> [Extracted records]
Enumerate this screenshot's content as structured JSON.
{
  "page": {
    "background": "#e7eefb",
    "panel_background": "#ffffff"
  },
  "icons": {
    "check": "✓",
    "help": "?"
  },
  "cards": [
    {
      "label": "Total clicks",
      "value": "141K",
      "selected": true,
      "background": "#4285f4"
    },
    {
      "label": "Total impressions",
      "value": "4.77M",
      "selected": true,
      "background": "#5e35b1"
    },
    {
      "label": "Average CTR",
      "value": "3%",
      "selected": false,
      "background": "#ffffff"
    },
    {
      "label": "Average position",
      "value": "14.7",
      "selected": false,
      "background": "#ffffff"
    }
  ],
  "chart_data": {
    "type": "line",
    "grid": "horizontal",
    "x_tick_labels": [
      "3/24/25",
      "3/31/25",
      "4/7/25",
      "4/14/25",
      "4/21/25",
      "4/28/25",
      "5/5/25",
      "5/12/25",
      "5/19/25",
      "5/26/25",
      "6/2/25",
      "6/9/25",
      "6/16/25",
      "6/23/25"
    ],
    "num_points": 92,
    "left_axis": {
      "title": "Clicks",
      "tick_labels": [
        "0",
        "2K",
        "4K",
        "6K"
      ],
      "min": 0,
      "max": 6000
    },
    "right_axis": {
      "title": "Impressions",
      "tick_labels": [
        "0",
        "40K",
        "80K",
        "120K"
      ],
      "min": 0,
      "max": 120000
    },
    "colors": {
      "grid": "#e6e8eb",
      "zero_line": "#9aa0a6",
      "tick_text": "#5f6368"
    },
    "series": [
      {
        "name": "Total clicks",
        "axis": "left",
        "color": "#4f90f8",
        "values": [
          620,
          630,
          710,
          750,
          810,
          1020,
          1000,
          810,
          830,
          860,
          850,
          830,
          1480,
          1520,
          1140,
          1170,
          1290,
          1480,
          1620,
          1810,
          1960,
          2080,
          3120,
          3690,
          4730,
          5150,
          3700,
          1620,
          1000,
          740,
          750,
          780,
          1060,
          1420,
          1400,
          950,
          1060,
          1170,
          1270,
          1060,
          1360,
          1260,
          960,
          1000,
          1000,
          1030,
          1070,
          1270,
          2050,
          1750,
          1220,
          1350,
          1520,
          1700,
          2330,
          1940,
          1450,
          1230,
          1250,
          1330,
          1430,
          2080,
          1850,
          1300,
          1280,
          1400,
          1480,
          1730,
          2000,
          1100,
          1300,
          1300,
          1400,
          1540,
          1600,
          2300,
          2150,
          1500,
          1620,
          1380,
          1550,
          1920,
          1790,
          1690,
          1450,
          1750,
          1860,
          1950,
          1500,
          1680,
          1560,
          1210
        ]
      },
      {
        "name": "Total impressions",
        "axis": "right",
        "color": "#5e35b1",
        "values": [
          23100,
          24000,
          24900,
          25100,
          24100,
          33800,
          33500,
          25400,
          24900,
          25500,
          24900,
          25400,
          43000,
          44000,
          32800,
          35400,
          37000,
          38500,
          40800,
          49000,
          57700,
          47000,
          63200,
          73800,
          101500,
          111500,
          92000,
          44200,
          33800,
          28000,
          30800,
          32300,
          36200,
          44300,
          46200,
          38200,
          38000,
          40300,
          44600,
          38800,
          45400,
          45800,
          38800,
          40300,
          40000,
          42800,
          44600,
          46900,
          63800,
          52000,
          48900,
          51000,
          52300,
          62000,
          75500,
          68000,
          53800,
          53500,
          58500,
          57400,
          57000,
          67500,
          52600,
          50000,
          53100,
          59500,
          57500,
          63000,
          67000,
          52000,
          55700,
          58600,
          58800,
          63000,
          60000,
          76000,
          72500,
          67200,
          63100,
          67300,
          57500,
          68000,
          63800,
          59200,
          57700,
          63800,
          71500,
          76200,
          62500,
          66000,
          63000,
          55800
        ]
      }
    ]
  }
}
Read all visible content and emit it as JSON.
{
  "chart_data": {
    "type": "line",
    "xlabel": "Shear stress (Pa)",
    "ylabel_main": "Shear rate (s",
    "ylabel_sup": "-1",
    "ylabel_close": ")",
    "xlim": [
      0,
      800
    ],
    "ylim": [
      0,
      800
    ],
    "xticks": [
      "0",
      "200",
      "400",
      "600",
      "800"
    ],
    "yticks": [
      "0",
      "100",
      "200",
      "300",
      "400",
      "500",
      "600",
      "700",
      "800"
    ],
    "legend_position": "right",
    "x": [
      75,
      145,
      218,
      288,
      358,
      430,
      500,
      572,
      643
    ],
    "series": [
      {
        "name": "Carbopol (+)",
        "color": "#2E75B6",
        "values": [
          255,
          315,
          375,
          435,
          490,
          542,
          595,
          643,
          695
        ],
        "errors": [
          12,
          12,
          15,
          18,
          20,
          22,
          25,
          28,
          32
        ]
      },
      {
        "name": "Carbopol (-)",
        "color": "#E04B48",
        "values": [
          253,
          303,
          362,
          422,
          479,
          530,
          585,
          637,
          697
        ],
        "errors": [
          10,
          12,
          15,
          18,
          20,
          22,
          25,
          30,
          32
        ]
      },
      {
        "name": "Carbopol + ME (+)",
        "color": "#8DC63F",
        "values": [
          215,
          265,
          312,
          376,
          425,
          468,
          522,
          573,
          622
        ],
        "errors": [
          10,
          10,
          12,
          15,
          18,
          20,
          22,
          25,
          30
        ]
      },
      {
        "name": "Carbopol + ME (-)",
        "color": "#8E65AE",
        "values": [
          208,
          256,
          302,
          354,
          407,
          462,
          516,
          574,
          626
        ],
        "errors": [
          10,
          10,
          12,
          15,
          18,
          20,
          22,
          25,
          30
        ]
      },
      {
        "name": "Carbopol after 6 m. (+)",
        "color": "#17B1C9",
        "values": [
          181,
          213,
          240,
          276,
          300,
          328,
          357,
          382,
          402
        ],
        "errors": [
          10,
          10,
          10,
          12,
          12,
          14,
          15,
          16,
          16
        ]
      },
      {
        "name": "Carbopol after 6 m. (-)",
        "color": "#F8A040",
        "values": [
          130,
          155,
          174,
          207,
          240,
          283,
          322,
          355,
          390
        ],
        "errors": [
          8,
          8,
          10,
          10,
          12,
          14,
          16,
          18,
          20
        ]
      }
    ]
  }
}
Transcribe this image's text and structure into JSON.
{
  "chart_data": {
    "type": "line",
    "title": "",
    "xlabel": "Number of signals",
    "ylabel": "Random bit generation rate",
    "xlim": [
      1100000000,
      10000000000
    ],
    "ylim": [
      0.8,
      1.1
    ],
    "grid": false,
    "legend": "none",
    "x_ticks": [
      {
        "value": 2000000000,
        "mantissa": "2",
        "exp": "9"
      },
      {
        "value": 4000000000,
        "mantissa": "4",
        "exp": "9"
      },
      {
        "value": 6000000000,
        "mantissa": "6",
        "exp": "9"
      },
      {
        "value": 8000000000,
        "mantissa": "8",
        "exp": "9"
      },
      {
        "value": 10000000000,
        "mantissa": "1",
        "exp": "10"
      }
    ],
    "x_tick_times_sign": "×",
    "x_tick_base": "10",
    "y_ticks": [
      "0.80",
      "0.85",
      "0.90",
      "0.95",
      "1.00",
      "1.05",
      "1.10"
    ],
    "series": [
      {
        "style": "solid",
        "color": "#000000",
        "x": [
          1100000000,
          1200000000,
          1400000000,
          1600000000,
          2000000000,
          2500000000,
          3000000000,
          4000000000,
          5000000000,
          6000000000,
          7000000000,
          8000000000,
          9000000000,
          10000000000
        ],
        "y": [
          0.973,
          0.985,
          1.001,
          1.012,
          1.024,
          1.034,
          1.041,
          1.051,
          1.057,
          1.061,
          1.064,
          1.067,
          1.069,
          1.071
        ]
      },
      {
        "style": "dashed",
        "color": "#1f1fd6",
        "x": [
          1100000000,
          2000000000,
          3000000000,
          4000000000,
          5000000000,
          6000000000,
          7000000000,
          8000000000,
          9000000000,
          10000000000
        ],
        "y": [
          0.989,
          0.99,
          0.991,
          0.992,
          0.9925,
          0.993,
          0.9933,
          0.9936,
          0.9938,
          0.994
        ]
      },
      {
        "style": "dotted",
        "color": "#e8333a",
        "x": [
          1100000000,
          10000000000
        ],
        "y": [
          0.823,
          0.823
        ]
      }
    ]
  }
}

> [Task]
Extract from the material all lines containing the string "title".

> [Exercise solution]
      "title": "Clicks",
      "title": "Impressions",
    "title": "",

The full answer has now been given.